Your answer should be a single number: the count of lines containing "memo".

Stored data.
--------

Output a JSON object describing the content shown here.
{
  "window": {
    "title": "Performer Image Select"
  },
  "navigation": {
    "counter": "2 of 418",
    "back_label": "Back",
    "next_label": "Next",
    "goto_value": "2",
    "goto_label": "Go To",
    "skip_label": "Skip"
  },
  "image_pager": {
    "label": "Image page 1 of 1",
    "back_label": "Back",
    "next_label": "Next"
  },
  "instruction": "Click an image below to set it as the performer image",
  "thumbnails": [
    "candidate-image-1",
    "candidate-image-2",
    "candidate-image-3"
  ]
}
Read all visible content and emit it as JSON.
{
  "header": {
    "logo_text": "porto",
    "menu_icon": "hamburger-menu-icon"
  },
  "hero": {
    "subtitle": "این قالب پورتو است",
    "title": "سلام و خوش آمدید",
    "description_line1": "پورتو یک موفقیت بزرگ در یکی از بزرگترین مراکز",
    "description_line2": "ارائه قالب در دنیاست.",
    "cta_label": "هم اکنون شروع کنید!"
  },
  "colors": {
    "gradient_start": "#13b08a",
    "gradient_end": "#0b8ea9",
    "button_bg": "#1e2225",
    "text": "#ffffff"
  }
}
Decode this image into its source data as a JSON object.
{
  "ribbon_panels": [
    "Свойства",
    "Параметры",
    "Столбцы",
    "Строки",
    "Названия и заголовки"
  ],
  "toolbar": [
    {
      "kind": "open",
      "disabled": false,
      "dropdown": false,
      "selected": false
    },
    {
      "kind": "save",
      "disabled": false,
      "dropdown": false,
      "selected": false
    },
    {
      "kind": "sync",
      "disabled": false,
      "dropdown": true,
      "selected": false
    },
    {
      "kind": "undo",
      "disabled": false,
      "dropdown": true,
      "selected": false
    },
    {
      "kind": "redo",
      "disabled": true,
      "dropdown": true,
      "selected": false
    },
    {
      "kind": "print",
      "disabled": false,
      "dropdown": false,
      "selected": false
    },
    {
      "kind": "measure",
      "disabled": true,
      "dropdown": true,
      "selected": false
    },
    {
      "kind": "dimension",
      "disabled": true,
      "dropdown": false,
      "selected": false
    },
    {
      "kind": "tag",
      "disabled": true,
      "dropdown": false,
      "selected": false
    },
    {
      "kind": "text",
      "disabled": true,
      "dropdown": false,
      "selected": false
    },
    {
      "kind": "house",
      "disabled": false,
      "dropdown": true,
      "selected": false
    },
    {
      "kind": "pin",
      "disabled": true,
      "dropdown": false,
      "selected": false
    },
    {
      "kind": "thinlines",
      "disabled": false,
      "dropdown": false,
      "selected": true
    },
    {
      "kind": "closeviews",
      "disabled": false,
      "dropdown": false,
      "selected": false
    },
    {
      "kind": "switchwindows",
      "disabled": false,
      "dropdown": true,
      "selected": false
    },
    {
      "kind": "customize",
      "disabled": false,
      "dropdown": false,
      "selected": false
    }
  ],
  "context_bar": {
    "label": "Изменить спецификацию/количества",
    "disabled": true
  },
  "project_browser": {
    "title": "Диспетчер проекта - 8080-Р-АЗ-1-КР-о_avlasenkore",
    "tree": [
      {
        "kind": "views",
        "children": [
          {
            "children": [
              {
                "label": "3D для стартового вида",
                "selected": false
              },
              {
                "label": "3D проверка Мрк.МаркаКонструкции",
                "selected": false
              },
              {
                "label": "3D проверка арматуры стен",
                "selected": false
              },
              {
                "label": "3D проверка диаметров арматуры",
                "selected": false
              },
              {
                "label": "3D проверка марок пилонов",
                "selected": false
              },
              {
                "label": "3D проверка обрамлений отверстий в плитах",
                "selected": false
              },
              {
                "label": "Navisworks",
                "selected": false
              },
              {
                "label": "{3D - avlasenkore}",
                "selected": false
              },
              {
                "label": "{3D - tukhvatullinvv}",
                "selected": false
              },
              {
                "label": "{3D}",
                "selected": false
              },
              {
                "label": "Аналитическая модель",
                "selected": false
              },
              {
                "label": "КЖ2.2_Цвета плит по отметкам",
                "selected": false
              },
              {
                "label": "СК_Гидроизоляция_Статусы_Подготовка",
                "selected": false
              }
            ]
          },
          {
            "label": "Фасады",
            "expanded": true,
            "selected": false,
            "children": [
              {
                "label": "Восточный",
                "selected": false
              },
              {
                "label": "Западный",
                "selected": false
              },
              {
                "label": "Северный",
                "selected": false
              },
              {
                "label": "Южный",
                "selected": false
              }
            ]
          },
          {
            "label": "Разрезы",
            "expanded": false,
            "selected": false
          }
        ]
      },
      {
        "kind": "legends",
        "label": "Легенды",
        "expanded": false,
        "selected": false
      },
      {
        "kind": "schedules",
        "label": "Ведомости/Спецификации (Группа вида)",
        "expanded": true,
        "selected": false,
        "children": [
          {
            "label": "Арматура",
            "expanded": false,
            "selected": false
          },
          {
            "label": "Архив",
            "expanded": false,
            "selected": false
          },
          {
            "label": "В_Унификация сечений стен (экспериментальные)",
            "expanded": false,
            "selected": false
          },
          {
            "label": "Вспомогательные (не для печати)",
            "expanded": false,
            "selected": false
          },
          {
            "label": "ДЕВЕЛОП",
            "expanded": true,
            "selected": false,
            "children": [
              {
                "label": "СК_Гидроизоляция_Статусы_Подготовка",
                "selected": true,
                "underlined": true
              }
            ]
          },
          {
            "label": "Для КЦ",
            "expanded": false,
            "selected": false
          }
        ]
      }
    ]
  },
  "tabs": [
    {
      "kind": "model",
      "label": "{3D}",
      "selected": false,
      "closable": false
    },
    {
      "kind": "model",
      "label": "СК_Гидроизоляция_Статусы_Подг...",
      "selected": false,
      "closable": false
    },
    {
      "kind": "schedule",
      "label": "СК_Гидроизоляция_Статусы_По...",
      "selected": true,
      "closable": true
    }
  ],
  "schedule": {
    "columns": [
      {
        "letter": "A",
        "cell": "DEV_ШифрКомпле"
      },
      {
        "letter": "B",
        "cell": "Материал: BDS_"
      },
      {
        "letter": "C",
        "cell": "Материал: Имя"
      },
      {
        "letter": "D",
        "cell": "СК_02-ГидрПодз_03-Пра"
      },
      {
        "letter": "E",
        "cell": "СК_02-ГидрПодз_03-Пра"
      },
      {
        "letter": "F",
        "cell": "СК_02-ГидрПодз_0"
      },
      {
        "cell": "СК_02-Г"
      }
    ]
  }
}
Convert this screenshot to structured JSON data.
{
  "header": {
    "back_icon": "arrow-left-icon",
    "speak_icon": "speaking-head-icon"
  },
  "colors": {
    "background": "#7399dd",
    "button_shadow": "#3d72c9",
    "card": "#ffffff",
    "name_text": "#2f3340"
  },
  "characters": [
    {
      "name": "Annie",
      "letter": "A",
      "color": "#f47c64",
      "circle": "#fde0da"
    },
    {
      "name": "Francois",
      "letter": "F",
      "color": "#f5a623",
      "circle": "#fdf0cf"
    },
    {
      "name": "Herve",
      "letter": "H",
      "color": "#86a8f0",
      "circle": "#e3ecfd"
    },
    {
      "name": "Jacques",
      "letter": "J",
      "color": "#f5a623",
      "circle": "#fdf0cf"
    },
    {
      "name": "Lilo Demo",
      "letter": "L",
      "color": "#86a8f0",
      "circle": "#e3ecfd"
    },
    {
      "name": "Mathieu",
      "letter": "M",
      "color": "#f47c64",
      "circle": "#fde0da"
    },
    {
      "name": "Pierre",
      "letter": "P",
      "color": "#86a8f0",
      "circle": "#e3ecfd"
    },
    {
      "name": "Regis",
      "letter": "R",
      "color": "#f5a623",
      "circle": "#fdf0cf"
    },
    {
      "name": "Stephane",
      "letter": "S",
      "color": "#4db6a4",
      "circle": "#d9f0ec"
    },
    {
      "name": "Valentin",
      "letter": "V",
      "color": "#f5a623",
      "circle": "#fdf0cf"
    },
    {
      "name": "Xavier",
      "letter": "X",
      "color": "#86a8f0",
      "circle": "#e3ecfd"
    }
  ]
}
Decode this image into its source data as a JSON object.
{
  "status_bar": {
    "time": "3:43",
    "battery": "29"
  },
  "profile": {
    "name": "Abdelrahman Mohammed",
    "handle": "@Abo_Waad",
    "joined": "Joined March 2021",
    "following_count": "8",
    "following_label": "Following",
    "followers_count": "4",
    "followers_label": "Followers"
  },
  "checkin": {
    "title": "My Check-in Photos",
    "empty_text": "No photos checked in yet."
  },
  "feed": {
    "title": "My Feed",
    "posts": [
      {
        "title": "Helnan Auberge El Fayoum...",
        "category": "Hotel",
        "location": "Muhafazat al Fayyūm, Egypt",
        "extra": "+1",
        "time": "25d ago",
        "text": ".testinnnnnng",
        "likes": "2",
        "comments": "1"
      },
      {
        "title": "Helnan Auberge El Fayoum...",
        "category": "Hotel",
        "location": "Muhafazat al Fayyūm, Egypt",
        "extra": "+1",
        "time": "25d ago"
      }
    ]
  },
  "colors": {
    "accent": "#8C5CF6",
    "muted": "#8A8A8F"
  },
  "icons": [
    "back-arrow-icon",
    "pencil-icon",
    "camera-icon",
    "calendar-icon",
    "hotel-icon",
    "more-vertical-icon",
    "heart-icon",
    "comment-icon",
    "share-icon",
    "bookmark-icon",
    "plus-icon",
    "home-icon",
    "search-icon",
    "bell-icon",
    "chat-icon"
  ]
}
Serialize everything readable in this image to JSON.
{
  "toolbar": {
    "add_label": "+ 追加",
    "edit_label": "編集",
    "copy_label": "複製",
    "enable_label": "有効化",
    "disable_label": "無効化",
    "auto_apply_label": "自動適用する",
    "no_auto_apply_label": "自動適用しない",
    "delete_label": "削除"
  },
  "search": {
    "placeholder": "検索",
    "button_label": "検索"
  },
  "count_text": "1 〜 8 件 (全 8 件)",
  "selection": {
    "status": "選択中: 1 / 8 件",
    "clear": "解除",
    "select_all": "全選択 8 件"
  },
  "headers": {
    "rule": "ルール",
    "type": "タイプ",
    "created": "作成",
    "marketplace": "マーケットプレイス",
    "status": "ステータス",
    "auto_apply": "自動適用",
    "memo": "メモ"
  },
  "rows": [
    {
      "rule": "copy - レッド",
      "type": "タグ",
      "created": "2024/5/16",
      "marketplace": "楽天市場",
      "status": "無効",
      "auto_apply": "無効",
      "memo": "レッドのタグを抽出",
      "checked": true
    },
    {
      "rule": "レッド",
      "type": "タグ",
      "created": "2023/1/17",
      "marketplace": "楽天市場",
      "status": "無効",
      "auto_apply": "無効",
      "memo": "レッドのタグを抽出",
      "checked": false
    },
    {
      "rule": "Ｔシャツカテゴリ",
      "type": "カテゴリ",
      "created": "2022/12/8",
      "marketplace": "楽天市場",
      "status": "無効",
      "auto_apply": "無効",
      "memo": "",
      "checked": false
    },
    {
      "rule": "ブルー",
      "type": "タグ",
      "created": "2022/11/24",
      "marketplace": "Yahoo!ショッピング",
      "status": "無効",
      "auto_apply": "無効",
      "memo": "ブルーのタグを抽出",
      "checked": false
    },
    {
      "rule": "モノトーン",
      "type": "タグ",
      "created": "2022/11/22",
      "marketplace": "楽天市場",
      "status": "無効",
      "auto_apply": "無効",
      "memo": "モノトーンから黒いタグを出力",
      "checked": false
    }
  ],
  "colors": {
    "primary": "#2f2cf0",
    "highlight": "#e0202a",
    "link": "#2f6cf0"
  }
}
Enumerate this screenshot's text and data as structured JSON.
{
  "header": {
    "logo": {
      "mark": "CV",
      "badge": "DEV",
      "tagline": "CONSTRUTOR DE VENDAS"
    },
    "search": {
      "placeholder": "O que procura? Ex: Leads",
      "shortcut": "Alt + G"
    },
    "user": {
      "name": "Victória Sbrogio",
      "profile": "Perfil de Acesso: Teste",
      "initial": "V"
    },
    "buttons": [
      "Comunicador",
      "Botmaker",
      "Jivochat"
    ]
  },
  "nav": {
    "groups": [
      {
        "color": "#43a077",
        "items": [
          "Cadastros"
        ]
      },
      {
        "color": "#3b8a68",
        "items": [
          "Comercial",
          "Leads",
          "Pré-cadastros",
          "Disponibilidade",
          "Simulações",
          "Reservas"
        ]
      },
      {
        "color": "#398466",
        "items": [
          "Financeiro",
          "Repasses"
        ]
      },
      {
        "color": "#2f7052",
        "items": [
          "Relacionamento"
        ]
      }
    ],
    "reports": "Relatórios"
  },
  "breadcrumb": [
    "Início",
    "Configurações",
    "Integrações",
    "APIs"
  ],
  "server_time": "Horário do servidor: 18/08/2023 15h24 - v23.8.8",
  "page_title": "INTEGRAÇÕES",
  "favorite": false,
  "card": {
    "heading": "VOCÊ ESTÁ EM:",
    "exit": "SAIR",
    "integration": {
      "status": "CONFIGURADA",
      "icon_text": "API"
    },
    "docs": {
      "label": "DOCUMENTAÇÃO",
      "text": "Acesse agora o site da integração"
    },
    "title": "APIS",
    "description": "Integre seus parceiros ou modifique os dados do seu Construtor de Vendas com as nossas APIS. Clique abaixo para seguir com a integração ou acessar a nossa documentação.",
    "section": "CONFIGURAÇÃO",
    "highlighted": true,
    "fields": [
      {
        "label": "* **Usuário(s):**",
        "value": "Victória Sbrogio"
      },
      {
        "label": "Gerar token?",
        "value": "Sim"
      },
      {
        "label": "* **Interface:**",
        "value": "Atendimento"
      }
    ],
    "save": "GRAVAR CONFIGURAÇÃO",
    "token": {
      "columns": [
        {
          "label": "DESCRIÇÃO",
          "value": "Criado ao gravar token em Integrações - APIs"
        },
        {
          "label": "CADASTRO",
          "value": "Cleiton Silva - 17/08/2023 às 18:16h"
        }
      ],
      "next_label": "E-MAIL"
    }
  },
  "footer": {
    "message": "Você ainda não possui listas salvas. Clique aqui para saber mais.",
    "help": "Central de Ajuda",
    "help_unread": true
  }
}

--------

Answer. 6